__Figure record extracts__
|---|

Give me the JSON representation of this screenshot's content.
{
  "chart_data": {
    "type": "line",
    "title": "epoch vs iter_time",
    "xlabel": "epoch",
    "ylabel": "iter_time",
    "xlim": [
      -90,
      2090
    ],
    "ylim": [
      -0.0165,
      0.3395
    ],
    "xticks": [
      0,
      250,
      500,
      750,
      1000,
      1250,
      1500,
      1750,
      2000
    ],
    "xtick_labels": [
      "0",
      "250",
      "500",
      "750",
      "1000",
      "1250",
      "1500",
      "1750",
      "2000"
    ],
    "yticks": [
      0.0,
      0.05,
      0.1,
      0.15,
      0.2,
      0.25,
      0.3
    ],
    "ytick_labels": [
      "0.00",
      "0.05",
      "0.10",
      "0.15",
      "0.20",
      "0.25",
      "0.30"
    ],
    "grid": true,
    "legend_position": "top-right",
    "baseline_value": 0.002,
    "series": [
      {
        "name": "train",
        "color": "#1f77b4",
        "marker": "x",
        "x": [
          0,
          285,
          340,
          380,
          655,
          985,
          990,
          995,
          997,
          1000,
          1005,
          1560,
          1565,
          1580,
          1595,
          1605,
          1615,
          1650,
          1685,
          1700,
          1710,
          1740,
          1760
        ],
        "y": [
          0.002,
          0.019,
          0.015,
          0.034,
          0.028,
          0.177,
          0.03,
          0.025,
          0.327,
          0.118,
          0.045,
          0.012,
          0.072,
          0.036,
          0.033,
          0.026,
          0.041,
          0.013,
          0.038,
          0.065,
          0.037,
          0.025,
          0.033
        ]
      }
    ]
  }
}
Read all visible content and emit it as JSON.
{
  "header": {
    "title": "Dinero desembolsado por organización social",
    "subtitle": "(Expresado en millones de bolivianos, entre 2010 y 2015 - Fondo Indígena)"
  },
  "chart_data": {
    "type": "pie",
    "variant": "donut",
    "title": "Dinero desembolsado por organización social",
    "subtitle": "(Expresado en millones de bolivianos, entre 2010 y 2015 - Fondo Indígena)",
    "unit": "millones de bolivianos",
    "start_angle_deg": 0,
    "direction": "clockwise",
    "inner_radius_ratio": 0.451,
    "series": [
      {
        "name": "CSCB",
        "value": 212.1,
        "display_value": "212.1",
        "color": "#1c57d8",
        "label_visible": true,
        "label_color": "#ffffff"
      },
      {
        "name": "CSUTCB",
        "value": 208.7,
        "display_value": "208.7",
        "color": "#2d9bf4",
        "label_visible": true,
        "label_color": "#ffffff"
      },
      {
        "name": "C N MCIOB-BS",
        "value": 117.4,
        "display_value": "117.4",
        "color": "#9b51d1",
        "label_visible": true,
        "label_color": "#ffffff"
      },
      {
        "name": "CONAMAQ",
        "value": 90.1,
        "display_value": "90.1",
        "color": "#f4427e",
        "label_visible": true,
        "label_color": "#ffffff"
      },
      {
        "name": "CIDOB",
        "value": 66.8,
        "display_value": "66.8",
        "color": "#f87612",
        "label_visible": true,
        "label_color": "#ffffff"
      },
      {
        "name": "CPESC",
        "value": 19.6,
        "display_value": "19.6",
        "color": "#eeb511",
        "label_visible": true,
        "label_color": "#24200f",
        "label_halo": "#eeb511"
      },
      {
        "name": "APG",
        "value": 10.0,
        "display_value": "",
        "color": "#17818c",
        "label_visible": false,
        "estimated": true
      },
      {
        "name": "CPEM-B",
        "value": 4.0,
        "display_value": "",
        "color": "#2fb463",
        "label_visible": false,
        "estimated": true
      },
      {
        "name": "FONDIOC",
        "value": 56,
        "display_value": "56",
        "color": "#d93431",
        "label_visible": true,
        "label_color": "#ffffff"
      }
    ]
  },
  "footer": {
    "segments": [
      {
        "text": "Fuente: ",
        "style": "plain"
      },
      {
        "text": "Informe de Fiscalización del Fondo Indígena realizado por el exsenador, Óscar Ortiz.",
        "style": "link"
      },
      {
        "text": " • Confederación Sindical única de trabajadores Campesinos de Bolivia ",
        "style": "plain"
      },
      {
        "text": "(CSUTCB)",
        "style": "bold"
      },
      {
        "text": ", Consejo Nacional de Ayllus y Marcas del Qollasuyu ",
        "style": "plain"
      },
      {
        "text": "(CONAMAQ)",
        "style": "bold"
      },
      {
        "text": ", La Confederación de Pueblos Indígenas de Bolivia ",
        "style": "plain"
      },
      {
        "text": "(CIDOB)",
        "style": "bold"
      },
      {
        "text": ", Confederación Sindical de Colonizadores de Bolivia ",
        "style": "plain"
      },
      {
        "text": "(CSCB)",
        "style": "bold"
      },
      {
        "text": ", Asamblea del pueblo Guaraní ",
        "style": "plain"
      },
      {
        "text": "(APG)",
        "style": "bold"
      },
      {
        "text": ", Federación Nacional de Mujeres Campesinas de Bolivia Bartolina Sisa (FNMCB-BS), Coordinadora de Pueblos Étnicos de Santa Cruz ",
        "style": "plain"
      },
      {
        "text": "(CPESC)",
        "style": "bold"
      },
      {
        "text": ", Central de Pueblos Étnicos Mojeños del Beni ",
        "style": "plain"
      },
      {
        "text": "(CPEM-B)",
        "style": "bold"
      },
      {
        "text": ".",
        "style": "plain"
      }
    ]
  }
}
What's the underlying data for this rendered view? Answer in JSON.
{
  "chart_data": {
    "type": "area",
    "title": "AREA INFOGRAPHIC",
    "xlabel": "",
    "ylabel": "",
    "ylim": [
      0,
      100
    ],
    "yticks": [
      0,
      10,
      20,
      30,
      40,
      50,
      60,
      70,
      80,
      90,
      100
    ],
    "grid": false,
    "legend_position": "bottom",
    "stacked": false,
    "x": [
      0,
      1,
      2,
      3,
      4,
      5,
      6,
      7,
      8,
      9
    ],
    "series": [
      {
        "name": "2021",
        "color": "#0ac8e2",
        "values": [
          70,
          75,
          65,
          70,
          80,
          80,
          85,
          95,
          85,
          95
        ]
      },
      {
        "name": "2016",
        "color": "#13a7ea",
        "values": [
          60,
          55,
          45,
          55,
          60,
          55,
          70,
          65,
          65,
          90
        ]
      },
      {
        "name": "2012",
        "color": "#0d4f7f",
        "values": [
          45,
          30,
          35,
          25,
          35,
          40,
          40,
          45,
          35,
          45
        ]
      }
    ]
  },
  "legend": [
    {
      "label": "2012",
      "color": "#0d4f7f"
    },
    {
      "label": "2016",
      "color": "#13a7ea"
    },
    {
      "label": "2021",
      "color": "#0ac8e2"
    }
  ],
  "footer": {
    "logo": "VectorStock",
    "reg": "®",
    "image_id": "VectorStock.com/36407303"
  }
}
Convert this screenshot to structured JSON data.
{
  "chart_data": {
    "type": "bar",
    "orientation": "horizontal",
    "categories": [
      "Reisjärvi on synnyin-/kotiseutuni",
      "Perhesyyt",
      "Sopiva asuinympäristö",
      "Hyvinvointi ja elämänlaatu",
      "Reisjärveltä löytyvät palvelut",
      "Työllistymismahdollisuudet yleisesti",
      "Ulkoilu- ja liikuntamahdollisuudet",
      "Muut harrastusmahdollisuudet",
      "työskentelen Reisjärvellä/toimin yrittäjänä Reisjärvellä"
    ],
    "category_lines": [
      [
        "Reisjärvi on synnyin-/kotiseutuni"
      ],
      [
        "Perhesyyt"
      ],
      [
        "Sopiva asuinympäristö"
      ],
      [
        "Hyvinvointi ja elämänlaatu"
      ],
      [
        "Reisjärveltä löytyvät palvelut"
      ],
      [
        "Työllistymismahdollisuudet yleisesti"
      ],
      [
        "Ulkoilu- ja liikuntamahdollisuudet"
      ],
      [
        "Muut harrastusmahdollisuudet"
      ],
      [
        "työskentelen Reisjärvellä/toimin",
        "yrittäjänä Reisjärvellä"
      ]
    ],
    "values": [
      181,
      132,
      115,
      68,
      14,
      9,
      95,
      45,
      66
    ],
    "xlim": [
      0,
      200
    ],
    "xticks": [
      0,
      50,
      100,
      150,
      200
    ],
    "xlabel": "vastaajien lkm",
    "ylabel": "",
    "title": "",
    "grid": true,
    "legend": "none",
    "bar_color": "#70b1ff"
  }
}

|---|

__What you are asked to do__
Using the records above, copy each line that contains "asuinympäristö".

__Expected answer__
      "Sopiva asuinympäristö",
        "Sopiva asuinympäristö"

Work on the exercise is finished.